§ **Text under study**
↓↓↓
A new keyword is added to the language. Use of the assert keyword is governed by one modified production and one new production in the grammar:

           <All current possibilities, as per JLS,
              Section 14.4> AssertStatement          
   assert Expression1;
   assert Expression1 : Expression2; 

In both forms of the assert statement, Expression1 must be of type boolean or a compile-time error occurs.


If assertions are disabled in a class, the assert statements contained in that class have no effect. If assertions are enabled, the first expression is evaluated. If it evaluates to false, an AssertionError is thrown. If the assertion contains a second expression (preceded by a colon), this expression is evaluated and passed to the constructor of the AssertionError; otherwise the parameterless constructor is used. (If the first expression evaluates to true, the second expression is not evaluated.)

If an exception is thrown while either expression is being evaluated, the assert statement completes abruptly, throwing this exception.

Enabling and Disabling Assertions

By default, assertions are disabled. Two command-line switches allow you to selectively enable or disable assertions.

The following switch enables assertions at various granularities:

java [ -enableassertions | -ea  ] [:<package name>"..." | :<class name> ]

With no arguments, the switch enables assertions by default. With one argument ending in "...", assertions are enabled in the specified package and any subpackages by default. If the argument is simply "...", assertions are enabled in the unnamed package in the current working directory. With one argument not ending in "...", assertions are enabled in the specified class.

The following switch disables assertions in similar fashion:

java [ -disableassertions | -da ] [:<package name>"..." | :<class name> ]

If a single command line contains multiple instances of these switches, they are processed in order before loading any classes. For example, to run a program with assertions enabled only in package com.wombat.fruitbat (and any subpackages), the following command could be used:

java -ea:com.wombat.fruitbat... java -ea:com.wombat.fruitbat... <Main class>

To run a program with assertions enabled in package com.wombat.fruitbat but disabled in class com.wombat.fruitbat.Brickbat, the following command could be used:

java -ea:com.wombat.fruitbat... -da:com.wombat.fruitbat.Brickbat <class>

The above switches apply to all class loaders, and to system classes (which do not have a class loader). There is one exception to this rule: in their no-argument form, the switches do not apply to system classes. This makes it easy to turn on asserts in all classes except for system classes. A separate switch is provided to enable asserts in all system classes (i.e., to set the default assertion status for system classes to true).

 java [ -enablesystemassertions | -esa ]

For symmetry, a corresponding switch is provided to enable asserts in all system classes.
↑↑↑
§ **Assigned task A**
Translate this sentence from the text on Java assertions into German: "If assertions are disabled in a class, the assert statements contained in that class have no effect."
§ **Assigned task B**
Carry the text on Java assertions forward from its final sentence.

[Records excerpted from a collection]
↓↓↓
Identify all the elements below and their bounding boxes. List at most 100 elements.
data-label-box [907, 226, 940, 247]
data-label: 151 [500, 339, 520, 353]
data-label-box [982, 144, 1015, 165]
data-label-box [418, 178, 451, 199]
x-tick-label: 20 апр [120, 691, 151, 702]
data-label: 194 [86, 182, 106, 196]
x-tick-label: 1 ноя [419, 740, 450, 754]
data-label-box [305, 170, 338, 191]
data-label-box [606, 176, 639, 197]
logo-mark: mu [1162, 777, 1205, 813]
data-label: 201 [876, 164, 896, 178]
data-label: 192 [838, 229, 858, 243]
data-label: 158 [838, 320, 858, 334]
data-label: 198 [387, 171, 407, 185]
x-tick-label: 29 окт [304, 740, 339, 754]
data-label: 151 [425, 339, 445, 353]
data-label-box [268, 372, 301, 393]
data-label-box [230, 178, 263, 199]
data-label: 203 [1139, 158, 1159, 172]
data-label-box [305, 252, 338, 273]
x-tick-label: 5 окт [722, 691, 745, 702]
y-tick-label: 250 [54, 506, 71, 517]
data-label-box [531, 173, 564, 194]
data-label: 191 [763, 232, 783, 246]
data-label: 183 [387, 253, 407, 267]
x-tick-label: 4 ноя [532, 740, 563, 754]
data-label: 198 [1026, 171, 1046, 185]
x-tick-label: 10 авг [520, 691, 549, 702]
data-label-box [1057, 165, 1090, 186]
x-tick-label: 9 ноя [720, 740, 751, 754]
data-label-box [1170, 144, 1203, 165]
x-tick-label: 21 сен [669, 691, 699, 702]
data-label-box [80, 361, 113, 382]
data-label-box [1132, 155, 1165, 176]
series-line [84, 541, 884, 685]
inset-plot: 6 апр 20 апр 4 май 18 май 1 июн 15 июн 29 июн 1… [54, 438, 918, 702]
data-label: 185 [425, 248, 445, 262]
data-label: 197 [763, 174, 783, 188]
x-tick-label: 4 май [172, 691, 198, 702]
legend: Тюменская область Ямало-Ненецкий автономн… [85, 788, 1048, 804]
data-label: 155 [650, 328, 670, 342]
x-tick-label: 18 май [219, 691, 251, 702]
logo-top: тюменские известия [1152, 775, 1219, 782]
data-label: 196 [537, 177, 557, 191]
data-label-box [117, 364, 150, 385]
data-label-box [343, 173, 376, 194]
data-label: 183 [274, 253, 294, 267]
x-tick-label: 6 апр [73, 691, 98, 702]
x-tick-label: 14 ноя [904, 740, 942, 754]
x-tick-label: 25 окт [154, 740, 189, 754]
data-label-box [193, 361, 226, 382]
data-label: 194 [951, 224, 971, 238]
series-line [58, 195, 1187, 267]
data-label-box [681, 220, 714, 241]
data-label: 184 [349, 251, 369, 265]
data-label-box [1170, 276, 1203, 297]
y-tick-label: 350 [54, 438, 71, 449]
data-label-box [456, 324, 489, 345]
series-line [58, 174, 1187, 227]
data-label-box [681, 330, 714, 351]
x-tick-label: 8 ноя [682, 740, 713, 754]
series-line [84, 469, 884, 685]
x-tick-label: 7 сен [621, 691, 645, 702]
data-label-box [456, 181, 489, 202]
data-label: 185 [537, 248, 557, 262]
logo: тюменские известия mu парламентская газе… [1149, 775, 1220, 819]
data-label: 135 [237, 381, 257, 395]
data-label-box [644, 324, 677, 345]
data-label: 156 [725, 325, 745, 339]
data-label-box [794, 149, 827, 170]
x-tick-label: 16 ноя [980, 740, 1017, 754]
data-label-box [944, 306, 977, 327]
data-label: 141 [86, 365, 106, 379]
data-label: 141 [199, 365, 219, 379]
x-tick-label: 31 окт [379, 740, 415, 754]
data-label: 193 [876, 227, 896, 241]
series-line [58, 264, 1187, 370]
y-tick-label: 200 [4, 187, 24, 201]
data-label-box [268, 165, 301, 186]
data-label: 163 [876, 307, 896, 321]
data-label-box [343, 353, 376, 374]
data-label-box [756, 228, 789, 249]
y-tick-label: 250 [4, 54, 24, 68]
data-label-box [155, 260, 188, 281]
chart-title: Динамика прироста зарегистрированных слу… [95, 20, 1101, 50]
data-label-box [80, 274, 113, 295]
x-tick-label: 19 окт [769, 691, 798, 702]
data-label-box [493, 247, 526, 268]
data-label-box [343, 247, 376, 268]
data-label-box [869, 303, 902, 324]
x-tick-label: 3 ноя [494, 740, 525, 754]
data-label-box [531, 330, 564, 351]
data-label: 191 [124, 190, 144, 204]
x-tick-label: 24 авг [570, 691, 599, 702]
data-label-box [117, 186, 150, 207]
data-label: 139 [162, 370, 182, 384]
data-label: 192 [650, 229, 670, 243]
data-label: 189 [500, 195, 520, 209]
↑↑↑
§ **Task result A**
Wenn Assertions in einer Klasse deaktiviert sind, haben die in dieser Klasse enthaltenen assert-Anweisungen keine Wirkung.

§ **Task result B**
java [ -disablesystemassertions | -dsa ]

Enabling and Disabling Assertions Programmatically

Most programmers will not need to use the following methods. They are provided for those writing interpreters or other execution environments.

Setting the Default Assertion Status for a Class Loader

Each class loader maintains a default assertion status, a boolean value that determines whether assertions are, by default, enabled or disabled in new classes that are subsequently initialized by the class loader. A newly created class loader's default assertion status is false (disabled). It can be changed at any time by invoking a new method in class ClassLoader:

public void setDefaultAssertionStatus(boolean enabled)

If, at the time that a class is loaded, its class loader has been given specific instructions regarding the assertion status of the class's package name or its class name (via either of the two new methods in ClassLoader described below), those instructions take precedence over the class loader's default assertion status. Otherwise, the class's assertions are enabled or disabled as specified by its class loader's default assertion status.

Setting the Assertion Status for a Package and its Subpackages

The following method allows the invoker to set a per-package default assertion status. Note that a per-package default actually applies to a package and any subpackages.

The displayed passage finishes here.